● **Given task**
Check each line for the word "text" and give how many have it. Say nothing else.

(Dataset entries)
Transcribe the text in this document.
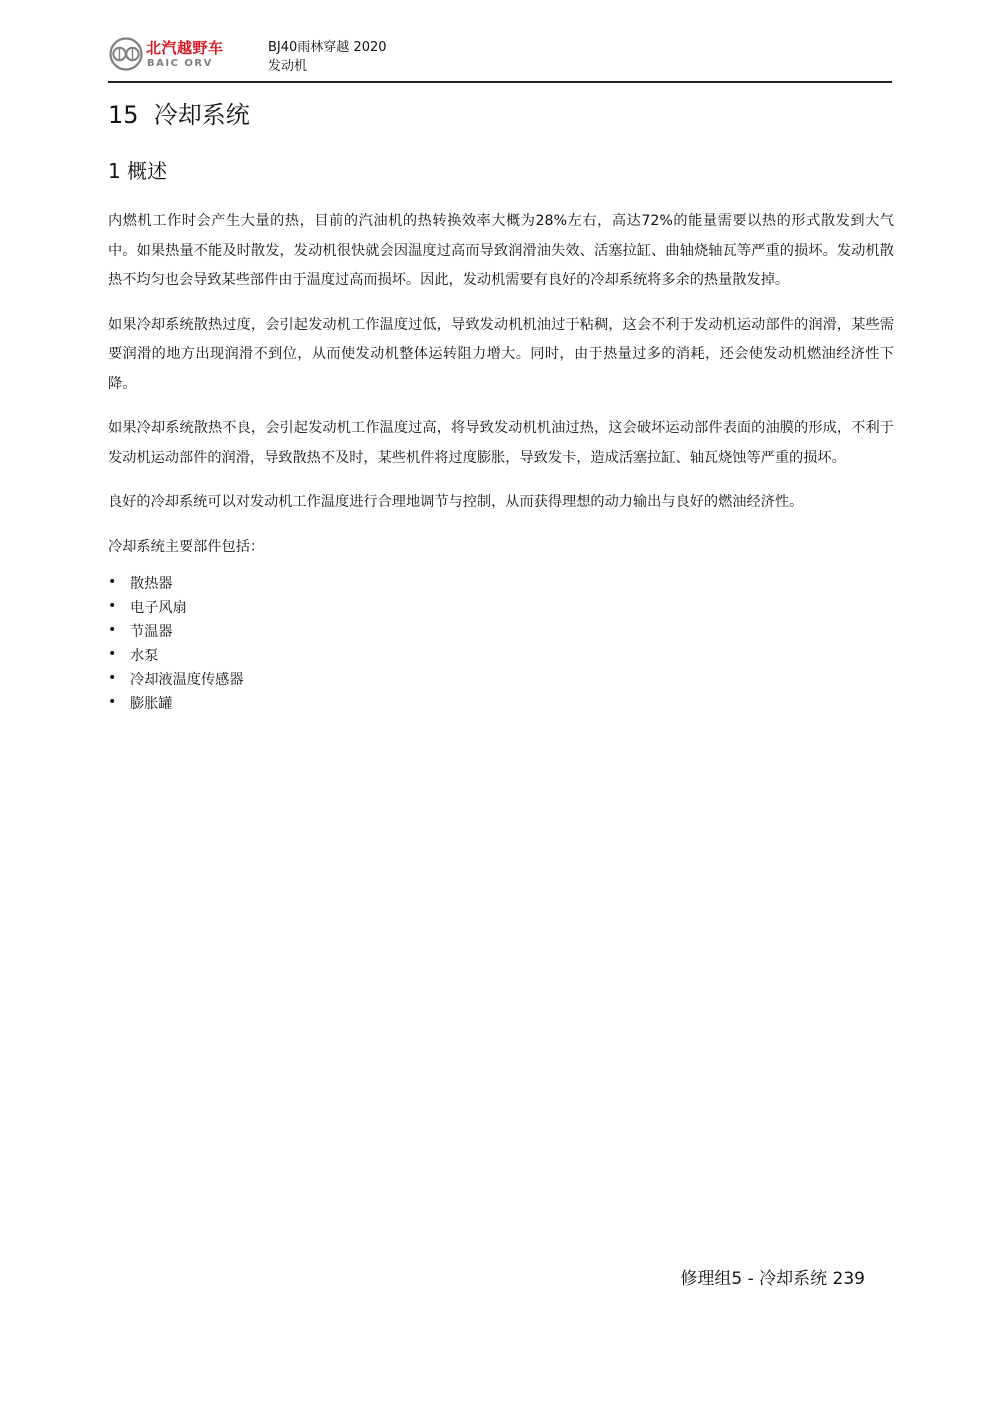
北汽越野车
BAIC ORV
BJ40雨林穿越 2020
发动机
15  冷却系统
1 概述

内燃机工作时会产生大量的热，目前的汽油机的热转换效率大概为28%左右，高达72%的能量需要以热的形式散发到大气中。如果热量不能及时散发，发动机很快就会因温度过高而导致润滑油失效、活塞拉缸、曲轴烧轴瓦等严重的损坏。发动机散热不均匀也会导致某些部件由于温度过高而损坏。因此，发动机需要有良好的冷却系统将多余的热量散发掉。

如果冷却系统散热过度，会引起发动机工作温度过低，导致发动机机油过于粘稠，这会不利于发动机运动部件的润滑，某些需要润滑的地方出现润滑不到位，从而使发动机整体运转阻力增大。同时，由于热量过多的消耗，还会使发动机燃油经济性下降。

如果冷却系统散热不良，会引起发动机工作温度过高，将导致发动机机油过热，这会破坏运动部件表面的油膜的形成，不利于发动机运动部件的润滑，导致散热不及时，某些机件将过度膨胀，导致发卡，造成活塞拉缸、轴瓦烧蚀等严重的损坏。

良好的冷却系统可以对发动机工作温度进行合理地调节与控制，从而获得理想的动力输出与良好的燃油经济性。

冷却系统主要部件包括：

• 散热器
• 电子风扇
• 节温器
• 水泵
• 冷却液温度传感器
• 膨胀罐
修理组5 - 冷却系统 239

* * *

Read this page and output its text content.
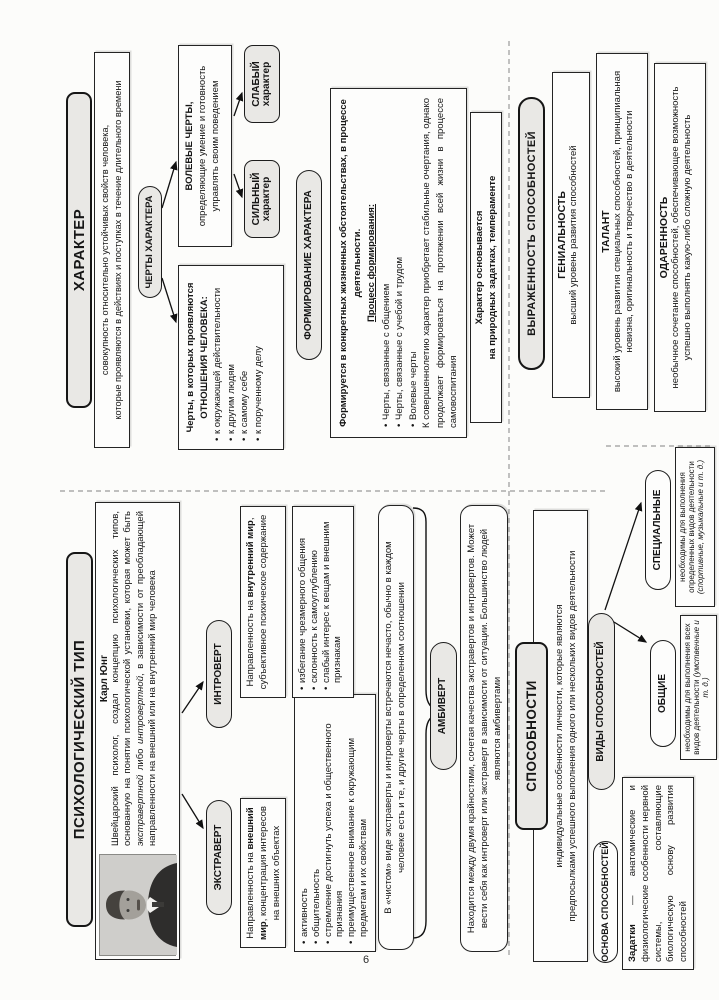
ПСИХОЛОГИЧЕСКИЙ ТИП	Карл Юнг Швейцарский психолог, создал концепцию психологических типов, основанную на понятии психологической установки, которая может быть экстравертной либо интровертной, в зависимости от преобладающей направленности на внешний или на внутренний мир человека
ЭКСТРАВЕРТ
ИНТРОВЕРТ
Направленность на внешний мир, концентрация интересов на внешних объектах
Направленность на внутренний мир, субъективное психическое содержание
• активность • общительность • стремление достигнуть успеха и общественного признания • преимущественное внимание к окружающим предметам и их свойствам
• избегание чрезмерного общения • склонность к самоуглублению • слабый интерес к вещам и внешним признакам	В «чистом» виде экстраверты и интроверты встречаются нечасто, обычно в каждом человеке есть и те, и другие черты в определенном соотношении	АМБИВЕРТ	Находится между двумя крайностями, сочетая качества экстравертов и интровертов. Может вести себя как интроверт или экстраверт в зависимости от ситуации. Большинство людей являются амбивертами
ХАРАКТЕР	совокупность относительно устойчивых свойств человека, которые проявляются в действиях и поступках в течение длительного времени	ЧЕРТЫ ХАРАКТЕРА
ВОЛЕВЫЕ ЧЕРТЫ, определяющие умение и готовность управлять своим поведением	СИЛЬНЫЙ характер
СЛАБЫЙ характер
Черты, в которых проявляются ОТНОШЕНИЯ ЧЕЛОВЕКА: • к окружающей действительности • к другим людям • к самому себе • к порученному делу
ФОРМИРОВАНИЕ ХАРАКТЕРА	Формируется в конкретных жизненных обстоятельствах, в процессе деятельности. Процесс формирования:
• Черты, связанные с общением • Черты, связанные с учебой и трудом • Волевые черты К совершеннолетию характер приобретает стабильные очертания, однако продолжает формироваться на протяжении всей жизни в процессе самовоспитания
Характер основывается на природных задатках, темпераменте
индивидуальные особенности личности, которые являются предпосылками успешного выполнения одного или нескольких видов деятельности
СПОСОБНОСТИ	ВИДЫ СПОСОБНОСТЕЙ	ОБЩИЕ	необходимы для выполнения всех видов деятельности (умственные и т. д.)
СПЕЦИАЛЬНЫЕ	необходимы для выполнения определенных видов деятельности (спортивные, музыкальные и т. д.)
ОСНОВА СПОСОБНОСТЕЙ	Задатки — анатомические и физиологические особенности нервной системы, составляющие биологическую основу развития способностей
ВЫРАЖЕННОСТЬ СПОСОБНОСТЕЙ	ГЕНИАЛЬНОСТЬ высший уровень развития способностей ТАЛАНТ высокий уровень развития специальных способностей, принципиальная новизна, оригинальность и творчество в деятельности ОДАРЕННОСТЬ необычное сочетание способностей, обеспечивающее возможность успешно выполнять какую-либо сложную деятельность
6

● **Answer for this exercise**
2